Wherever "JSON" appears in a line, copy that line.

>> START The records

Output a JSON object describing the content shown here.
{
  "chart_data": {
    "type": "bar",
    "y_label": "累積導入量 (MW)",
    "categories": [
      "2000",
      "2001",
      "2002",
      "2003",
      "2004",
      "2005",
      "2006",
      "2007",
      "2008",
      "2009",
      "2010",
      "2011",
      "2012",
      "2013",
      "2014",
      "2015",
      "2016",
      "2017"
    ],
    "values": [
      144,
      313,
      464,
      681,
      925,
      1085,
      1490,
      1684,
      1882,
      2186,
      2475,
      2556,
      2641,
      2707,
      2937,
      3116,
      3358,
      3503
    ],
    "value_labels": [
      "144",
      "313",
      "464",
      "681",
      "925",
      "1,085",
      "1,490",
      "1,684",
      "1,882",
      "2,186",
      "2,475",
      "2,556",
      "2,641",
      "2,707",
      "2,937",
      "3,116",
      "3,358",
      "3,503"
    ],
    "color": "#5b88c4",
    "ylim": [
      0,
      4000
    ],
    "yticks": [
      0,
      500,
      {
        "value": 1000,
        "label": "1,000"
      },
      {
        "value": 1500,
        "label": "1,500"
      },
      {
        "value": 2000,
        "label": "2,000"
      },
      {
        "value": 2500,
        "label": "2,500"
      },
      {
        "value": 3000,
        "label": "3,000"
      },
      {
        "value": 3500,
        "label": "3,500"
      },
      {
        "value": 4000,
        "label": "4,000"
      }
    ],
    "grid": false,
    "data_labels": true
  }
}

>> END The records
>> START The records

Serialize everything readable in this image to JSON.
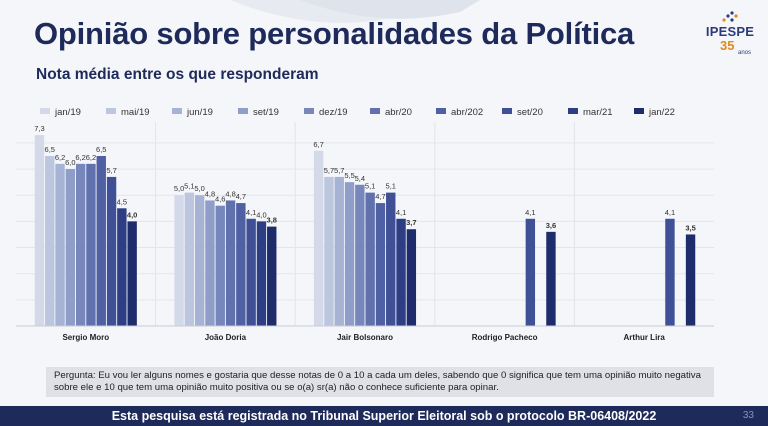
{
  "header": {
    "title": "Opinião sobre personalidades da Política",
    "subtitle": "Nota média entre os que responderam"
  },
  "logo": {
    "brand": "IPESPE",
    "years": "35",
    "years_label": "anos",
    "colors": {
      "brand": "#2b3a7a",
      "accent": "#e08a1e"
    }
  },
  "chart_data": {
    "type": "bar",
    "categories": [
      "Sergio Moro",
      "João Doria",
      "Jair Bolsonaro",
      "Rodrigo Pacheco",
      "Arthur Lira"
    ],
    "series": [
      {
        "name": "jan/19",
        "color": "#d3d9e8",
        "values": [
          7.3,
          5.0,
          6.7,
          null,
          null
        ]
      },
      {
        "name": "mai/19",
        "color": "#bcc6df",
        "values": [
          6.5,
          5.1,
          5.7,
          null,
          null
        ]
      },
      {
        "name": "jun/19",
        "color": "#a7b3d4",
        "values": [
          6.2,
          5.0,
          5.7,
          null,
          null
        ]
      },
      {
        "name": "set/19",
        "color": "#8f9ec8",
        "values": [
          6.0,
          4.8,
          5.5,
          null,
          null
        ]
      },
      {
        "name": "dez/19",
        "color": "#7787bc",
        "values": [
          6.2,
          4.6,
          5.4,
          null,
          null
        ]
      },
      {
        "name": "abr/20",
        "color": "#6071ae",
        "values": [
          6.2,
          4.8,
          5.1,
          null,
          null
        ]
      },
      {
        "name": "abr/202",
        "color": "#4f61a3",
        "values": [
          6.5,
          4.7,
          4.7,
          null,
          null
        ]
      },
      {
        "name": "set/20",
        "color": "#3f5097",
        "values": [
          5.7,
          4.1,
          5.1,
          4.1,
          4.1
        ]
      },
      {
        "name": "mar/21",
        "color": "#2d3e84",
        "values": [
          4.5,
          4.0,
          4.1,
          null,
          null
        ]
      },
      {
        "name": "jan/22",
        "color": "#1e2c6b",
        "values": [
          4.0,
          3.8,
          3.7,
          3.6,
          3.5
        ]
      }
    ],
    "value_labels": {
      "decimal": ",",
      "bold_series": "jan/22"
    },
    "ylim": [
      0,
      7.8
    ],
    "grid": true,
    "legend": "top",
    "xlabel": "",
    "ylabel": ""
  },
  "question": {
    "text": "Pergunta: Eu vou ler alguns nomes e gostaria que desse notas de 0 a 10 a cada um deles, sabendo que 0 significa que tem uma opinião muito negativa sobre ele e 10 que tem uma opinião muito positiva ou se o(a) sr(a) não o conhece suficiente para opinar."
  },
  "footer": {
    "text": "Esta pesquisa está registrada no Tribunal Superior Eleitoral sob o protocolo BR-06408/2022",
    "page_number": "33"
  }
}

>> END The records

■ Answer to this problem
Output a JSON object describing the content shown here.
Serialize everything readable in this image to JSON.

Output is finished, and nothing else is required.